-- start EXERCISE MATERIALS --

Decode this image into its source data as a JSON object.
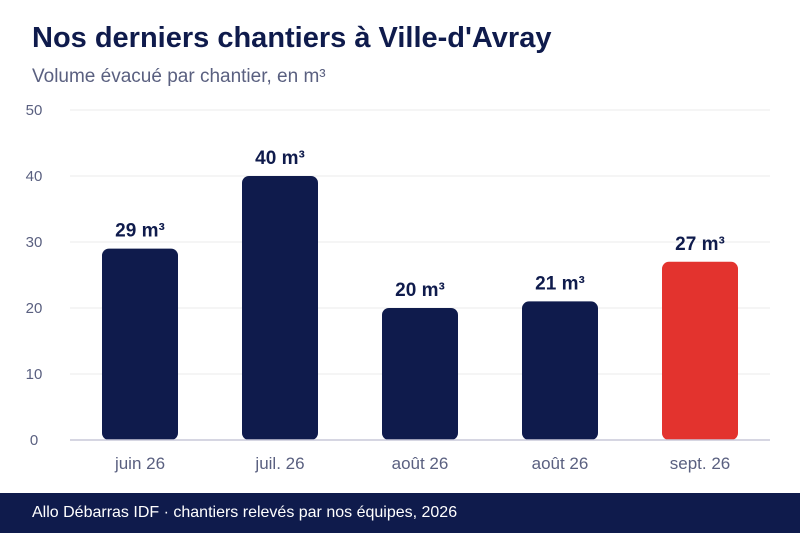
{
  "header": {
    "title": "Nos derniers chantiers à Ville-d'Avray",
    "subtitle": "Volume évacué par chantier, en m³"
  },
  "footer": {
    "text": "Allo Débarras IDF · chantiers relevés par nos équipes, 2026"
  },
  "colors": {
    "bar": "#0f1b4c",
    "highlight": "#e3332e",
    "grid": "#ebebeb",
    "axis": "#c8c8d8",
    "tick_text": "#5a6080",
    "label_text": "#0f1b4c"
  },
  "chart_data": {
    "type": "bar",
    "title": "Nos derniers chantiers à Ville-d'Avray",
    "subtitle": "Volume évacué par chantier, en m³",
    "categories": [
      "juin 26",
      "juil. 26",
      "août 26",
      "août 26",
      "sept. 26"
    ],
    "values": [
      29,
      40,
      20,
      21,
      27
    ],
    "data_labels": [
      "29 m³",
      "40 m³",
      "20 m³",
      "21 m³",
      "27 m³"
    ],
    "highlight_index": 4,
    "ylim": [
      0,
      50
    ],
    "yticks": [
      0,
      10,
      20,
      30,
      40,
      50
    ],
    "grid": true
  }
}
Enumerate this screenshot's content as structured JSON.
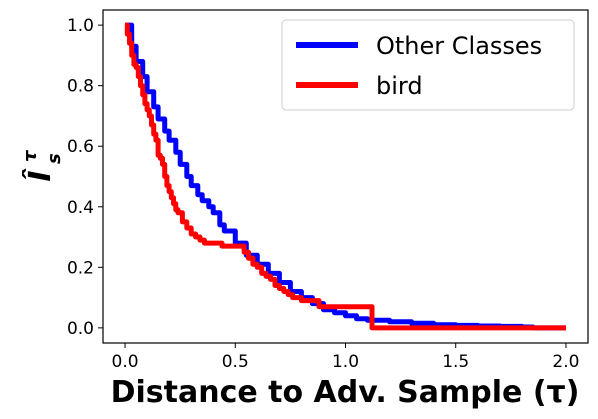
{
  "chart_data": {
    "type": "line",
    "title": "",
    "xlabel": "Distance to Adv. Sample (τ)",
    "ylabel": "Î",
    "ylabel_superscript": "τ",
    "ylabel_subscript": "s",
    "xlim": [
      -0.1,
      2.1
    ],
    "ylim": [
      -0.05,
      1.05
    ],
    "xticks": [
      0.0,
      0.5,
      1.0,
      1.5,
      2.0
    ],
    "xtick_labels": [
      "0.0",
      "0.5",
      "1.0",
      "1.5",
      "2.0"
    ],
    "yticks": [
      0.0,
      0.2,
      0.4,
      0.6,
      0.8,
      1.0
    ],
    "ytick_labels": [
      "0.0",
      "0.2",
      "0.4",
      "0.6",
      "0.8",
      "1.0"
    ],
    "grid": false,
    "legend_position": "top-right",
    "series": [
      {
        "name": "Other Classes",
        "color": "#0000ff",
        "x": [
          0.0,
          0.03,
          0.05,
          0.08,
          0.1,
          0.13,
          0.15,
          0.18,
          0.2,
          0.23,
          0.25,
          0.28,
          0.3,
          0.33,
          0.35,
          0.38,
          0.4,
          0.43,
          0.45,
          0.5,
          0.55,
          0.6,
          0.65,
          0.7,
          0.75,
          0.8,
          0.85,
          0.9,
          0.95,
          1.0,
          1.05,
          1.1,
          1.2,
          1.3,
          1.4,
          1.5,
          1.6,
          1.7,
          1.8,
          1.85,
          1.9,
          2.0
        ],
        "y": [
          1.0,
          0.93,
          0.88,
          0.83,
          0.78,
          0.73,
          0.69,
          0.65,
          0.62,
          0.58,
          0.54,
          0.5,
          0.47,
          0.44,
          0.42,
          0.4,
          0.38,
          0.34,
          0.32,
          0.28,
          0.24,
          0.21,
          0.18,
          0.15,
          0.12,
          0.1,
          0.08,
          0.06,
          0.05,
          0.04,
          0.03,
          0.025,
          0.02,
          0.015,
          0.01,
          0.008,
          0.006,
          0.005,
          0.003,
          0.0,
          0.0,
          0.0
        ]
      },
      {
        "name": "bird",
        "color": "#ff0000",
        "x": [
          0.0,
          0.01,
          0.02,
          0.03,
          0.04,
          0.05,
          0.06,
          0.07,
          0.08,
          0.09,
          0.1,
          0.11,
          0.12,
          0.13,
          0.14,
          0.15,
          0.16,
          0.17,
          0.18,
          0.19,
          0.2,
          0.21,
          0.22,
          0.23,
          0.24,
          0.25,
          0.26,
          0.28,
          0.3,
          0.32,
          0.34,
          0.36,
          0.38,
          0.4,
          0.42,
          0.44,
          0.46,
          0.5,
          0.54,
          0.56,
          0.58,
          0.6,
          0.62,
          0.64,
          0.66,
          0.68,
          0.7,
          0.72,
          0.74,
          0.76,
          0.8,
          0.84,
          0.88,
          0.92,
          1.0,
          1.06,
          1.1,
          1.12,
          1.2,
          1.4,
          1.6,
          1.8,
          2.0
        ],
        "y": [
          1.0,
          0.97,
          0.94,
          0.9,
          0.87,
          0.86,
          0.83,
          0.8,
          0.77,
          0.74,
          0.72,
          0.7,
          0.67,
          0.64,
          0.62,
          0.57,
          0.56,
          0.54,
          0.5,
          0.47,
          0.45,
          0.43,
          0.41,
          0.39,
          0.38,
          0.38,
          0.35,
          0.33,
          0.31,
          0.3,
          0.29,
          0.28,
          0.28,
          0.28,
          0.28,
          0.27,
          0.27,
          0.27,
          0.25,
          0.23,
          0.21,
          0.2,
          0.18,
          0.17,
          0.16,
          0.14,
          0.13,
          0.12,
          0.11,
          0.1,
          0.09,
          0.09,
          0.07,
          0.07,
          0.07,
          0.07,
          0.07,
          0.0,
          0.0,
          0.0,
          0.0,
          0.0,
          0.0
        ]
      }
    ]
  }
}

-- end EXERCISE MATERIALS --

## REQUEST
Copy out all of the data word for word. Do not carry over any picture.

## TASK RESPONSE
Decode this image into its source data as a JSON object.
{
  "header": {
    "title": "Nos derniers chantiers à Ville-d'Avray",
    "subtitle": "Volume évacué par chantier, en m³"
  },
  "footer": {
    "text": "Allo Débarras IDF · chantiers relevés par nos équipes, 2026"
  },
  "colors": {
    "bar": "#0f1b4c",
    "highlight": "#e3332e",
    "grid": "#ebebeb",
    "axis": "#c8c8d8",
    "tick_text": "#5a6080",
    "label_text": "#0f1b4c"
  },
  "chart_data": {
    "type": "bar",
    "title": "Nos derniers chantiers à Ville-d'Avray",
    "subtitle": "Volume évacué par chantier, en m³",
    "categories": [
      "juin 26",
      "juil. 26",
      "août 26",
      "août 26",
      "sept. 26"
    ],
    "values": [
      29,
      40,
      20,
      21,
      27
    ],
    "data_labels": [
      "29 m³",
      "40 m³",
      "20 m³",
      "21 m³",
      "27 m³"
    ],
    "highlight_index": 4,
    "ylim": [
      0,
      50
    ],
    "yticks": [
      0,
      10,
      20,
      30,
      40,
      50
    ],
    "grid": true
  }
}
Enumerate this screenshot's content as structured JSON.
{
  "chart_data": {
    "type": "line",
    "title": "",
    "xlabel": "Distance to Adv. Sample (τ)",
    "ylabel": "Î",
    "ylabel_superscript": "τ",
    "ylabel_subscript": "s",
    "xlim": [
      -0.1,
      2.1
    ],
    "ylim": [
      -0.05,
      1.05
    ],
    "xticks": [
      0.0,
      0.5,
      1.0,
      1.5,
      2.0
    ],
    "xtick_labels": [
      "0.0",
      "0.5",
      "1.0",
      "1.5",
      "2.0"
    ],
    "yticks": [
      0.0,
      0.2,
      0.4,
      0.6,
      0.8,
      1.0
    ],
    "ytick_labels": [
      "0.0",
      "0.2",
      "0.4",
      "0.6",
      "0.8",
      "1.0"
    ],
    "grid": false,
    "legend_position": "top-right",
    "series": [
      {
        "name": "Other Classes",
        "color": "#0000ff",
        "x": [
          0.0,
          0.03,
          0.05,
          0.08,
          0.1,
          0.13,
          0.15,
          0.18,
          0.2,
          0.23,
          0.25,
          0.28,
          0.3,
          0.33,
          0.35,
          0.38,
          0.4,
          0.43,
          0.45,
          0.5,
          0.55,
          0.6,
          0.65,
          0.7,
          0.75,
          0.8,
          0.85,
          0.9,
          0.95,
          1.0,
          1.05,
          1.1,
          1.2,
          1.3,
          1.4,
          1.5,
          1.6,
          1.7,
          1.8,
          1.85,
          1.9,
          2.0
        ],
        "y": [
          1.0,
          0.93,
          0.88,
          0.83,
          0.78,
          0.73,
          0.69,
          0.65,
          0.62,
          0.58,
          0.54,
          0.5,
          0.47,
          0.44,
          0.42,
          0.4,
          0.38,
          0.34,
          0.32,
          0.28,
          0.24,
          0.21,
          0.18,
          0.15,
          0.12,
          0.1,
          0.08,
          0.06,
          0.05,
          0.04,
          0.03,
          0.025,
          0.02,
          0.015,
          0.01,
          0.008,
          0.006,
          0.005,
          0.003,
          0.0,
          0.0,
          0.0
        ]
      },
      {
        "name": "bird",
        "color": "#ff0000",
        "x": [
          0.0,
          0.01,
          0.02,
          0.03,
          0.04,
          0.05,
          0.06,
          0.07,
          0.08,
          0.09,
          0.1,
          0.11,
          0.12,
          0.13,
          0.14,
          0.15,
          0.16,
          0.17,
          0.18,
          0.19,
          0.2,
          0.21,
          0.22,
          0.23,
          0.24,
          0.25,
          0.26,
          0.28,
          0.3,
          0.32,
          0.34,
          0.36,
          0.38,
          0.4,
          0.42,
          0.44,
          0.46,
          0.5,
          0.54,
          0.56,
          0.58,
          0.6,
          0.62,
          0.64,
          0.66,
          0.68,
          0.7,
          0.72,
          0.74,
          0.76,
          0.8,
          0.84,
          0.88,
          0.92,
          1.0,
          1.06,
          1.1,
          1.12,
          1.2,
          1.4,
          1.6,
          1.8,
          2.0
        ],
        "y": [
          1.0,
          0.97,
          0.94,
          0.9,
          0.87,
          0.86,
          0.83,
          0.8,
          0.77,
          0.74,
          0.72,
          0.7,
          0.67,
          0.64,
          0.62,
          0.57,
          0.56,
          0.54,
          0.5,
          0.47,
          0.45,
          0.43,
          0.41,
          0.39,
          0.38,
          0.38,
          0.35,
          0.33,
          0.31,
          0.3,
          0.29,
          0.28,
          0.28,
          0.28,
          0.28,
          0.27,
          0.27,
          0.27,
          0.25,
          0.23,
          0.21,
          0.2,
          0.18,
          0.17,
          0.16,
          0.14,
          0.13,
          0.12,
          0.11,
          0.1,
          0.09,
          0.09,
          0.07,
          0.07,
          0.07,
          0.07,
          0.07,
          0.0,
          0.0,
          0.0,
          0.0,
          0.0,
          0.0
        ]
      }
    ]
  }
}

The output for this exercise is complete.